= What is expected =
Gather each line of the records where "placement" appears.

= Input rows =
☆ ☆ ☆ ☆ ☆ ☆ ☆

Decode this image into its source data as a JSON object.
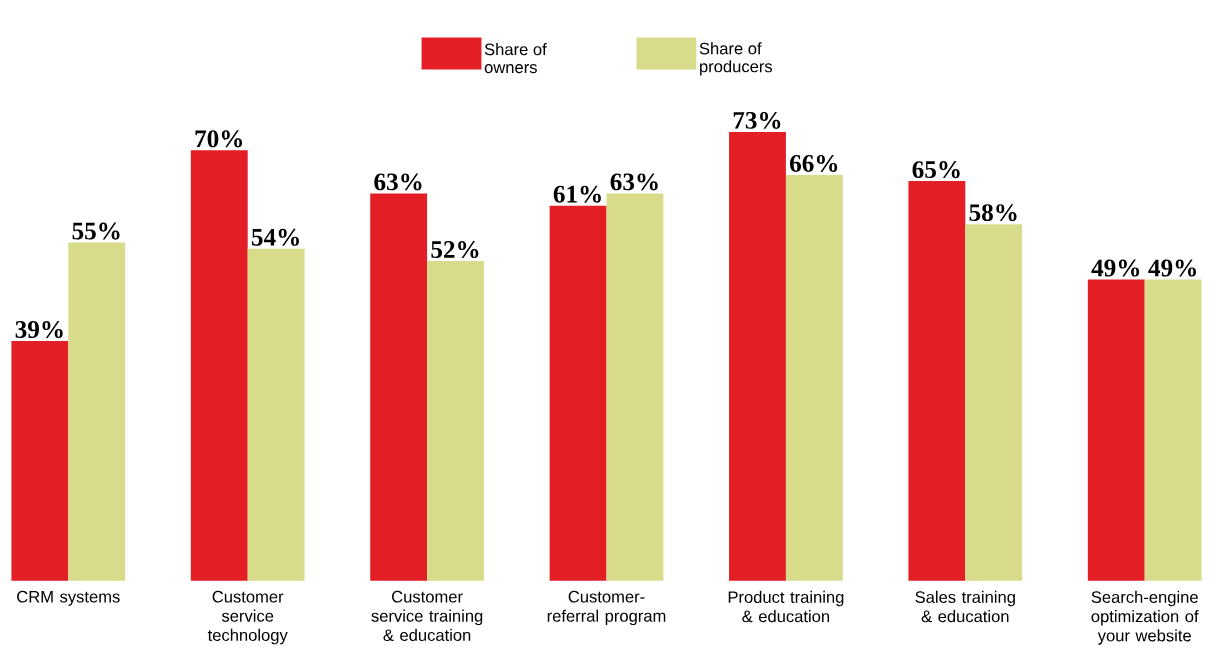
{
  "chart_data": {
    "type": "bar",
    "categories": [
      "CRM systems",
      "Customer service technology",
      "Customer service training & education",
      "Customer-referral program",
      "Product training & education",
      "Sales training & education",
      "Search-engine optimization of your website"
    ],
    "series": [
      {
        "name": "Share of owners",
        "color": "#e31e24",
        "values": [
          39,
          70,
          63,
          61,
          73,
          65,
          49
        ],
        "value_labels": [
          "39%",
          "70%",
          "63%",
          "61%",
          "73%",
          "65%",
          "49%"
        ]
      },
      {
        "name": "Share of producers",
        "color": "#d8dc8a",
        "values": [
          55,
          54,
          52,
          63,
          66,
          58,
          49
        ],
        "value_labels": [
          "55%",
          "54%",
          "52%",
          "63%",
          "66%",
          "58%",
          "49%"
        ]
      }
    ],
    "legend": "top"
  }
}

☆ ☆ ☆ ☆ ☆ ☆ ☆

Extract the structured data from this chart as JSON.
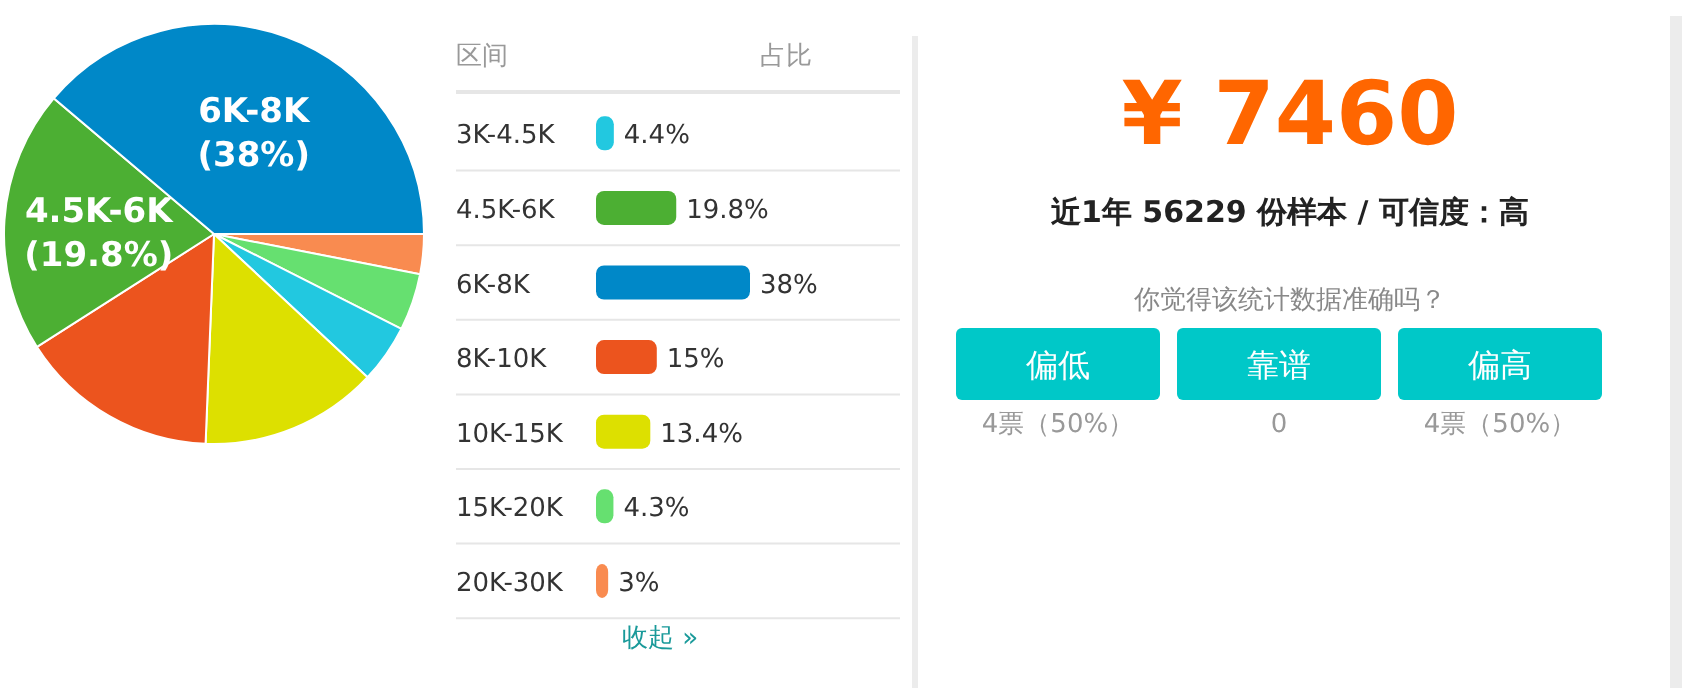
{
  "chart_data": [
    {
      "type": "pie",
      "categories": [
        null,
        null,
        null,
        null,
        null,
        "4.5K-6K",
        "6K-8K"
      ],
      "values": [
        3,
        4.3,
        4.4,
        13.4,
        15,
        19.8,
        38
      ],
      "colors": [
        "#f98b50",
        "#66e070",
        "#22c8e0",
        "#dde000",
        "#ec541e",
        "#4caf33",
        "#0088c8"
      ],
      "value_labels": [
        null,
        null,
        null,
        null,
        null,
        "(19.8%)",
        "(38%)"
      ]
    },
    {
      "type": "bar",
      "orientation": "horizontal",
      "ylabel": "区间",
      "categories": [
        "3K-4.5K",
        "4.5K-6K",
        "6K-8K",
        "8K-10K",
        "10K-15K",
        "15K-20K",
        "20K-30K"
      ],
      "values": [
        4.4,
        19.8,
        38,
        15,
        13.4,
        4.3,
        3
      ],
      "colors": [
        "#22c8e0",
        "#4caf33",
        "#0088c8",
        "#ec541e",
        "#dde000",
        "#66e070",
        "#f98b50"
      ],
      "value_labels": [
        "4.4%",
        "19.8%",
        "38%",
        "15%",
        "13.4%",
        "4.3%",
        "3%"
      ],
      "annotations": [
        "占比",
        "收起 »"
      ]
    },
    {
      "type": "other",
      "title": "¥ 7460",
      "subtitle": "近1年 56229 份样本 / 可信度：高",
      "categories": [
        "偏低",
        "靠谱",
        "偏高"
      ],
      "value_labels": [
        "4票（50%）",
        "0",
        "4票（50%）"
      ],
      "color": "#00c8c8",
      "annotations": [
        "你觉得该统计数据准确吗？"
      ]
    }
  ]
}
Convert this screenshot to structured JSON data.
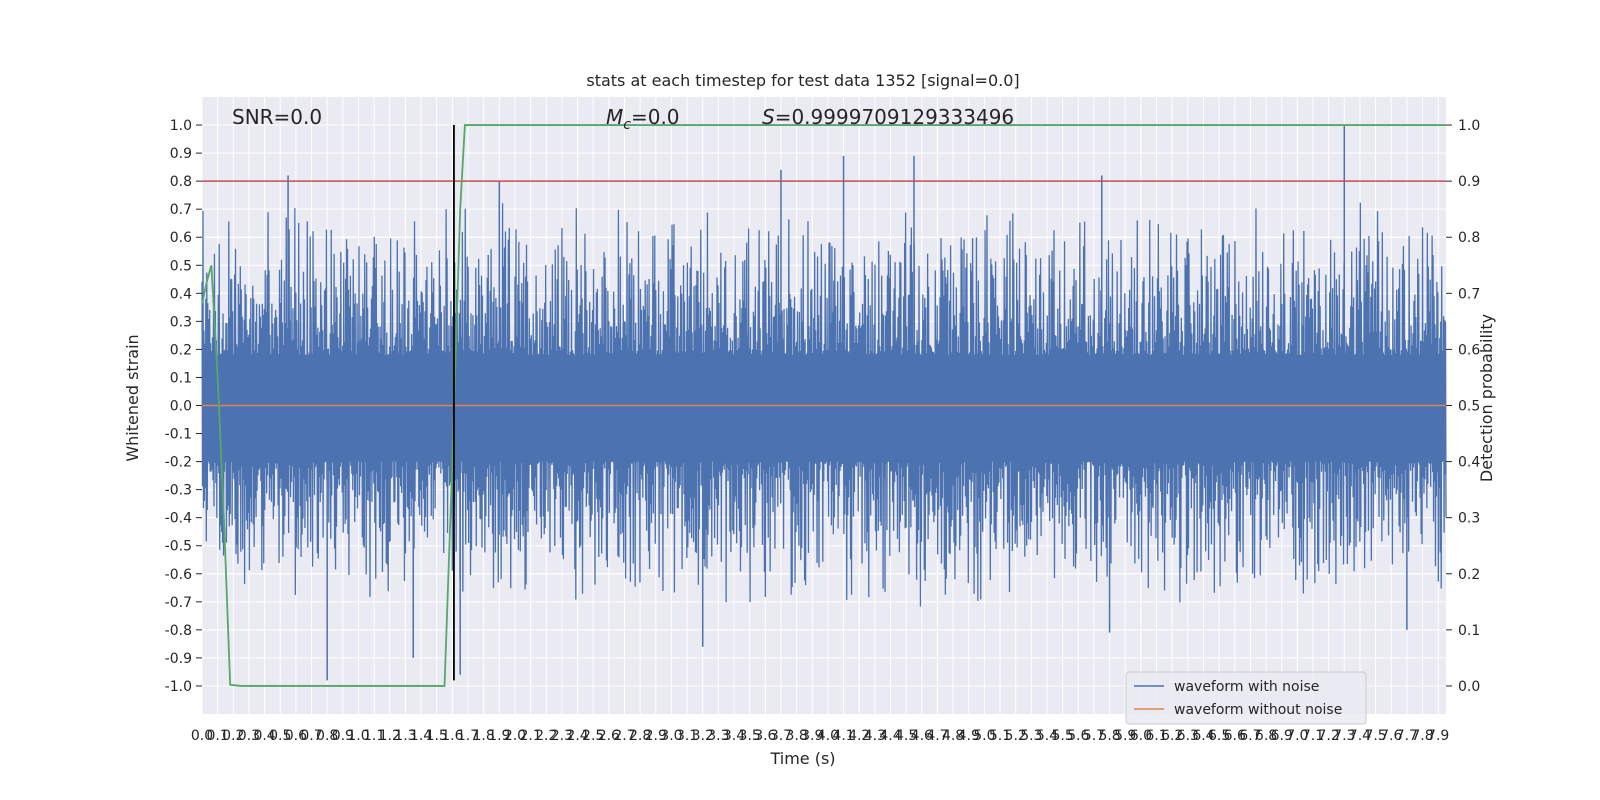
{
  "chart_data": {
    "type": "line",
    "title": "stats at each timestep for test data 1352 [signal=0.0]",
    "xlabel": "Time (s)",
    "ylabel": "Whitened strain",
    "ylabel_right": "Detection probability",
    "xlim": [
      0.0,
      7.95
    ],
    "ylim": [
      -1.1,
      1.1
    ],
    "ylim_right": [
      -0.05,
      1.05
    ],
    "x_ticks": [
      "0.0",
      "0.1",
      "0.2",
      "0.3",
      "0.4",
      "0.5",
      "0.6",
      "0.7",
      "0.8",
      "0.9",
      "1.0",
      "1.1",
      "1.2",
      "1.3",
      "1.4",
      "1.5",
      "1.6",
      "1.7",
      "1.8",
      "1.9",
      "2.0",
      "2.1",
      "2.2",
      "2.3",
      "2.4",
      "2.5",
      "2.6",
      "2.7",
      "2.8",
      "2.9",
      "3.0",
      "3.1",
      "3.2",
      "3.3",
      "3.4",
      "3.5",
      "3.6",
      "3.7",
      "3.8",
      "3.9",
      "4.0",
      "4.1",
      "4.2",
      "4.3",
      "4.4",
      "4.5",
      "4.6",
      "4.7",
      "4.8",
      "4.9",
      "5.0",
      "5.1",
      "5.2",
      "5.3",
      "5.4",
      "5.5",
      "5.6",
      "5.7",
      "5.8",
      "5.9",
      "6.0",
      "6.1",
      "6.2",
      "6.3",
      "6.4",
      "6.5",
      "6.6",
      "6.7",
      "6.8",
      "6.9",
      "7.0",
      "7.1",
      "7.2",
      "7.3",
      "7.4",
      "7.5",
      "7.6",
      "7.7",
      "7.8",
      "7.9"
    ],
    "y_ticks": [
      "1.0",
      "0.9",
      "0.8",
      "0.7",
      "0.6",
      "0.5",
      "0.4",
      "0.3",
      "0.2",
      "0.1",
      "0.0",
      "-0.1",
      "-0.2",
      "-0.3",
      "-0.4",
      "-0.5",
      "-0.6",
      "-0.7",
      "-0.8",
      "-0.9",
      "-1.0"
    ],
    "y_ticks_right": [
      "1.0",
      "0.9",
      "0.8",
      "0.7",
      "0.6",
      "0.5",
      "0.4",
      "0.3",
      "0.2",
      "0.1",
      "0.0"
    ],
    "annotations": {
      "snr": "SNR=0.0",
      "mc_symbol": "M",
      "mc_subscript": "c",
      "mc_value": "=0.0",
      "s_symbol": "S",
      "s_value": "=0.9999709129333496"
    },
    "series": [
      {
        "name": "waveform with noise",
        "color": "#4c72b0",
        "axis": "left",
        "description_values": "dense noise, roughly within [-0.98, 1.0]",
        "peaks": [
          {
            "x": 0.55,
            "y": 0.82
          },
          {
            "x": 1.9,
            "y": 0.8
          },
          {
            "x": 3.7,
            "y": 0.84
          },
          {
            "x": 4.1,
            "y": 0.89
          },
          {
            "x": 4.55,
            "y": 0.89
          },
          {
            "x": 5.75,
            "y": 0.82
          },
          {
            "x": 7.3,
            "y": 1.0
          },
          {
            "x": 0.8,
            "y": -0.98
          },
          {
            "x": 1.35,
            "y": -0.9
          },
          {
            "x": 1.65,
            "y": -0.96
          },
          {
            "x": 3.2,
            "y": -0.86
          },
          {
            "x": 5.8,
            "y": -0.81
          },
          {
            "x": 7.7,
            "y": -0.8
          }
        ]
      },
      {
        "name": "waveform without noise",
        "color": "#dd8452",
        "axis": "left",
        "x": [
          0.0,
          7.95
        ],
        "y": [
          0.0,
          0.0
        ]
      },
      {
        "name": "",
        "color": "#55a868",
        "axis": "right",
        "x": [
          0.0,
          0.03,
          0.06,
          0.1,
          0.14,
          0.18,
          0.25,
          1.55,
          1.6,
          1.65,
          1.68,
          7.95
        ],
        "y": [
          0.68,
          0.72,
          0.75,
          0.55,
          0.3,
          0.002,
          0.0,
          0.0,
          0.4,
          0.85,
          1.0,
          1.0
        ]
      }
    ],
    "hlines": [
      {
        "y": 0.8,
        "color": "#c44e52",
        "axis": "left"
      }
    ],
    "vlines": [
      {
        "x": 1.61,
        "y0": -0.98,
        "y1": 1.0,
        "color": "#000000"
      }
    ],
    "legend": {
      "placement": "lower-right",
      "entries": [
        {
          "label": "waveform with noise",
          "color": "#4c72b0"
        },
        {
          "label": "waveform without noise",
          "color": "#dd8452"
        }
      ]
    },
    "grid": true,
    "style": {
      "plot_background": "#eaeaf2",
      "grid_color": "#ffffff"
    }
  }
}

☆ ☆ ☆ ☆ ☆ ☆ ☆

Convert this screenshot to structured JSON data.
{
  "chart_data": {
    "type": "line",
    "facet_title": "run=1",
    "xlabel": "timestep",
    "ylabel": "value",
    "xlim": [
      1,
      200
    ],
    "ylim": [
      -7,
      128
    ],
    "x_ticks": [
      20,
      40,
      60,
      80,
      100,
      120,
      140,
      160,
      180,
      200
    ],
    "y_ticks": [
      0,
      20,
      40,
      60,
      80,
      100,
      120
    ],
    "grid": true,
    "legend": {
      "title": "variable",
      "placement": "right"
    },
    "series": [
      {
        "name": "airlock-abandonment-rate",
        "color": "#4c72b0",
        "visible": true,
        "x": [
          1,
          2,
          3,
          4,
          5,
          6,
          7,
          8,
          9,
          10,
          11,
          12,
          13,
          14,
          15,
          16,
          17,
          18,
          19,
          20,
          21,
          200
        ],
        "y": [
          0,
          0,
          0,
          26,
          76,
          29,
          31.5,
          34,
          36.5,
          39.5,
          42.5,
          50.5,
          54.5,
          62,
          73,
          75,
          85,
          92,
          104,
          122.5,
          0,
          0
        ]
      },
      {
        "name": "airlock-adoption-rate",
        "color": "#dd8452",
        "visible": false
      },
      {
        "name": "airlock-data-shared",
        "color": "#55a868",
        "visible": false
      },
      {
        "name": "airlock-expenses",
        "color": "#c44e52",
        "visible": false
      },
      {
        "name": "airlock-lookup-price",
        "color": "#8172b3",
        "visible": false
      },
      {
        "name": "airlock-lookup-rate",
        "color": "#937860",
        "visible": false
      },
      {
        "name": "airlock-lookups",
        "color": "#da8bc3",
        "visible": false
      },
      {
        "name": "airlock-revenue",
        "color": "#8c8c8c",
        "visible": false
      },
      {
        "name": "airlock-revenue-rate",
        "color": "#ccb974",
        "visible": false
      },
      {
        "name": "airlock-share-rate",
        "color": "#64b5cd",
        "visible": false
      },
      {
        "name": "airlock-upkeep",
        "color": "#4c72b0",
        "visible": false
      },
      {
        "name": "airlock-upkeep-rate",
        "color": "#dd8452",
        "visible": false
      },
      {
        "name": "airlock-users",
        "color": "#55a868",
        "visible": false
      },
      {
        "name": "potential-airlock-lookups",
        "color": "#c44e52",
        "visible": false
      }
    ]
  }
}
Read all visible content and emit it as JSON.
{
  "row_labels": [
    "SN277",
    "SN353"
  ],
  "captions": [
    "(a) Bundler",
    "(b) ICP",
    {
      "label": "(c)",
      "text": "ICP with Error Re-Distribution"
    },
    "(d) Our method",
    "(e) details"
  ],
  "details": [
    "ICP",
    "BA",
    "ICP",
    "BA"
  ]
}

☆ ☆ ☆ ☆ ☆ ☆ ☆

= Solution =
      "placement": "lower-right",
      "placement": "right"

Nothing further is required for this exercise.